▶ **Requirement**
All material below is to be reproduced exactly.

───── Records provided ─────

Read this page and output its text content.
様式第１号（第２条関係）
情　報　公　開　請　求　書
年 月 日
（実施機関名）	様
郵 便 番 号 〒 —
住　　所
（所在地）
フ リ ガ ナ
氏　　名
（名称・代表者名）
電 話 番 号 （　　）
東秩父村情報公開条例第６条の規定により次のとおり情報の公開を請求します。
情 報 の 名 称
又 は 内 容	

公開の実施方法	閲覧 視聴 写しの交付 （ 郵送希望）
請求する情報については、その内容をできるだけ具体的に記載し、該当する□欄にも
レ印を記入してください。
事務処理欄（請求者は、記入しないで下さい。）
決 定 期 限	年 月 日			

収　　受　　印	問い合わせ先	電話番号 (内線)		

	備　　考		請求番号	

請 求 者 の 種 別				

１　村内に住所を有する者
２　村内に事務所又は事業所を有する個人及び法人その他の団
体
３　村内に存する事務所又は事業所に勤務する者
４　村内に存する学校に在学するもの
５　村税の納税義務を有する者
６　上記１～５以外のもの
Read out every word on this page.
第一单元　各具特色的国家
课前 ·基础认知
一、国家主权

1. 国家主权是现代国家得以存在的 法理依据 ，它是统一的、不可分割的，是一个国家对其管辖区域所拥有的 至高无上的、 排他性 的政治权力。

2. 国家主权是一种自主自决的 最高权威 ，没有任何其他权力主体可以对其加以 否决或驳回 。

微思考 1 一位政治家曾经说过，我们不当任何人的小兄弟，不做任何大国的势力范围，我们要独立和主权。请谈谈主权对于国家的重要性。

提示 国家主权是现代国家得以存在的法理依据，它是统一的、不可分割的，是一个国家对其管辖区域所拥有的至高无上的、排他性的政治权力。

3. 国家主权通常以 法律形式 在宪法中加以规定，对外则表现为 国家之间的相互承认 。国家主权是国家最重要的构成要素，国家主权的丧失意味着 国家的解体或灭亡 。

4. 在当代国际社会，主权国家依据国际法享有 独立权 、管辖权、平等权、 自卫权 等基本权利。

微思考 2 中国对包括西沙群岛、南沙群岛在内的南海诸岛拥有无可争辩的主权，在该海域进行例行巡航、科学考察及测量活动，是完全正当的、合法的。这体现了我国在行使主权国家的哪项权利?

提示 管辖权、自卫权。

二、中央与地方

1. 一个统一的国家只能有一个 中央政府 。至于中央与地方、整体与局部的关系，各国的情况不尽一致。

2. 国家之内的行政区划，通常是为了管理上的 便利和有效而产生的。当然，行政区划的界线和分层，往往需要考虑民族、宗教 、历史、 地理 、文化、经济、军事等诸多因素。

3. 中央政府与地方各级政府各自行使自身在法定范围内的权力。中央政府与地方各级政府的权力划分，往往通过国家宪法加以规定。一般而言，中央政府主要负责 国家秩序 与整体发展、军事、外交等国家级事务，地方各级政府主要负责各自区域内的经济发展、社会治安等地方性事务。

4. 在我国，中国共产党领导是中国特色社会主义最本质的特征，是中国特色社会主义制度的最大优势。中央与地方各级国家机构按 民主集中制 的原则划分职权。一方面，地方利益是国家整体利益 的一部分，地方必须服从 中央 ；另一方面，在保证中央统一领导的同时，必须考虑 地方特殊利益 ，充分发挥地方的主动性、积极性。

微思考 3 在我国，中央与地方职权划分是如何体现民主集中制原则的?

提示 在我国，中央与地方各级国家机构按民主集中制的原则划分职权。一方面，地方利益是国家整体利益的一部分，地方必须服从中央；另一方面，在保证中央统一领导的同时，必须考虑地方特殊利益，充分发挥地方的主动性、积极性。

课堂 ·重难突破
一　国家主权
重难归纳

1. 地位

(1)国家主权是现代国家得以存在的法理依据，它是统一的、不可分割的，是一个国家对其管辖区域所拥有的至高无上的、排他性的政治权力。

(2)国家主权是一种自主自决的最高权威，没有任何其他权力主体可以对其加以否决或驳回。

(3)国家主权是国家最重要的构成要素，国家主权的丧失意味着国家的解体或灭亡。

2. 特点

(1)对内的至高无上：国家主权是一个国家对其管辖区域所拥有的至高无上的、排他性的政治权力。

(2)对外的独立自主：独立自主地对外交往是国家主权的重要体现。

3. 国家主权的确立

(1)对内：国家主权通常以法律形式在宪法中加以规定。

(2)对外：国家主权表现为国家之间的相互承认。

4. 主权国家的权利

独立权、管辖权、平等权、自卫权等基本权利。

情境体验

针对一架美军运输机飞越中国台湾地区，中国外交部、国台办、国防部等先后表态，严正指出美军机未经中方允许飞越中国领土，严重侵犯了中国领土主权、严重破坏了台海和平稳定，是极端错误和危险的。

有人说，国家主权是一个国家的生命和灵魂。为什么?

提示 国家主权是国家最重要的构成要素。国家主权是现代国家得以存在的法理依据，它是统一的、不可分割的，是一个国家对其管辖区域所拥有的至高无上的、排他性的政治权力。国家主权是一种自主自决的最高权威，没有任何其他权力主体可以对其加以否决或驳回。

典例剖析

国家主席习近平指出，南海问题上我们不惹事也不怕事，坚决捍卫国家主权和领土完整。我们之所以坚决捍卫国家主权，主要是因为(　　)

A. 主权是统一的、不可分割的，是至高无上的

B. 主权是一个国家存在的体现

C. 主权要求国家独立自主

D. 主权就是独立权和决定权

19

─────

▶ **Reply**
Read this page and output its text content.
様式第１号（第２条関係）
情　報　公　開　請　求　書
年 月 日
（実施機関名）	様
郵 便 番 号 〒 —
住　　所
（所在地）
フ リ ガ ナ
氏　　名
（名称・代表者名）
電 話 番 号 （　　）
東秩父村情報公開条例第６条の規定により次のとおり情報の公開を請求します。
情 報 の 名 称
又 は 内 容	

公開の実施方法	閲覧 視聴 写しの交付 （ 郵送希望）
請求する情報については、その内容をできるだけ具体的に記載し、該当する□欄にも
レ印を記入してください。
事務処理欄（請求者は、記入しないで下さい。）
決 定 期 限	年 月 日			

収　　受　　印	問い合わせ先	電話番号 (内線)		

	備　　考		請求番号	

請 求 者 の 種 別				

１　村内に住所を有する者
２　村内に事務所又は事業所を有する個人及び法人その他の団
体
３　村内に存する事務所又は事業所に勤務する者
４　村内に存する学校に在学するもの
５　村税の納税義務を有する者
６　上記１～５以外のもの
Read out every word on this page.
第一单元　各具特色的国家
课前 ·基础认知
一、国家主权

1. 国家主权是现代国家得以存在的 法理依据 ，它是统一的、不可分割的，是一个国家对其管辖区域所拥有的 至高无上的、 排他性 的政治权力。

2. 国家主权是一种自主自决的 最高权威 ，没有任何其他权力主体可以对其加以 否决或驳回 。

微思考 1 一位政治家曾经说过，我们不当任何人的小兄弟，不做任何大国的势力范围，我们要独立和主权。请谈谈主权对于国家的重要性。

提示 国家主权是现代国家得以存在的法理依据，它是统一的、不可分割的，是一个国家对其管辖区域所拥有的至高无上的、排他性的政治权力。

3. 国家主权通常以 法律形式 在宪法中加以规定，对外则表现为 国家之间的相互承认 。国家主权是国家最重要的构成要素，国家主权的丧失意味着 国家的解体或灭亡 。

4. 在当代国际社会，主权国家依据国际法享有 独立权 、管辖权、平等权、 自卫权 等基本权利。

微思考 2 中国对包括西沙群岛、南沙群岛在内的南海诸岛拥有无可争辩的主权，在该海域进行例行巡航、科学考察及测量活动，是完全正当的、合法的。这体现了我国在行使主权国家的哪项权利?

提示 管辖权、自卫权。

二、中央与地方

1. 一个统一的国家只能有一个 中央政府 。至于中央与地方、整体与局部的关系，各国的情况不尽一致。

2. 国家之内的行政区划，通常是为了管理上的 便利和有效而产生的。当然，行政区划的界线和分层，往往需要考虑民族、宗教 、历史、 地理 、文化、经济、军事等诸多因素。

3. 中央政府与地方各级政府各自行使自身在法定范围内的权力。中央政府与地方各级政府的权力划分，往往通过国家宪法加以规定。一般而言，中央政府主要负责 国家秩序 与整体发展、军事、外交等国家级事务，地方各级政府主要负责各自区域内的经济发展、社会治安等地方性事务。

4. 在我国，中国共产党领导是中国特色社会主义最本质的特征，是中国特色社会主义制度的最大优势。中央与地方各级国家机构按 民主集中制 的原则划分职权。一方面，地方利益是国家整体利益 的一部分，地方必须服从 中央 ；另一方面，在保证中央统一领导的同时，必须考虑 地方特殊利益 ，充分发挥地方的主动性、积极性。

微思考 3 在我国，中央与地方职权划分是如何体现民主集中制原则的?

提示 在我国，中央与地方各级国家机构按民主集中制的原则划分职权。一方面，地方利益是国家整体利益的一部分，地方必须服从中央；另一方面，在保证中央统一领导的同时，必须考虑地方特殊利益，充分发挥地方的主动性、积极性。

课堂 ·重难突破
一　国家主权
重难归纳

1. 地位

(1)国家主权是现代国家得以存在的法理依据，它是统一的、不可分割的，是一个国家对其管辖区域所拥有的至高无上的、排他性的政治权力。

(2)国家主权是一种自主自决的最高权威，没有任何其他权力主体可以对其加以否决或驳回。

(3)国家主权是国家最重要的构成要素，国家主权的丧失意味着国家的解体或灭亡。

2. 特点

(1)对内的至高无上：国家主权是一个国家对其管辖区域所拥有的至高无上的、排他性的政治权力。

(2)对外的独立自主：独立自主地对外交往是国家主权的重要体现。

3. 国家主权的确立

(1)对内：国家主权通常以法律形式在宪法中加以规定。

(2)对外：国家主权表现为国家之间的相互承认。

4. 主权国家的权利

独立权、管辖权、平等权、自卫权等基本权利。

情境体验

针对一架美军运输机飞越中国台湾地区，中国外交部、国台办、国防部等先后表态，严正指出美军机未经中方允许飞越中国领土，严重侵犯了中国领土主权、严重破坏了台海和平稳定，是极端错误和危险的。

有人说，国家主权是一个国家的生命和灵魂。为什么?

提示 国家主权是国家最重要的构成要素。国家主权是现代国家得以存在的法理依据，它是统一的、不可分割的，是一个国家对其管辖区域所拥有的至高无上的、排他性的政治权力。国家主权是一种自主自决的最高权威，没有任何其他权力主体可以对其加以否决或驳回。

典例剖析

国家主席习近平指出，南海问题上我们不惹事也不怕事，坚决捍卫国家主权和领土完整。我们之所以坚决捍卫国家主权，主要是因为(　　)

A. 主权是统一的、不可分割的，是至高无上的

B. 主权是一个国家存在的体现

C. 主权要求国家独立自主

D. 主权就是独立权和决定权

19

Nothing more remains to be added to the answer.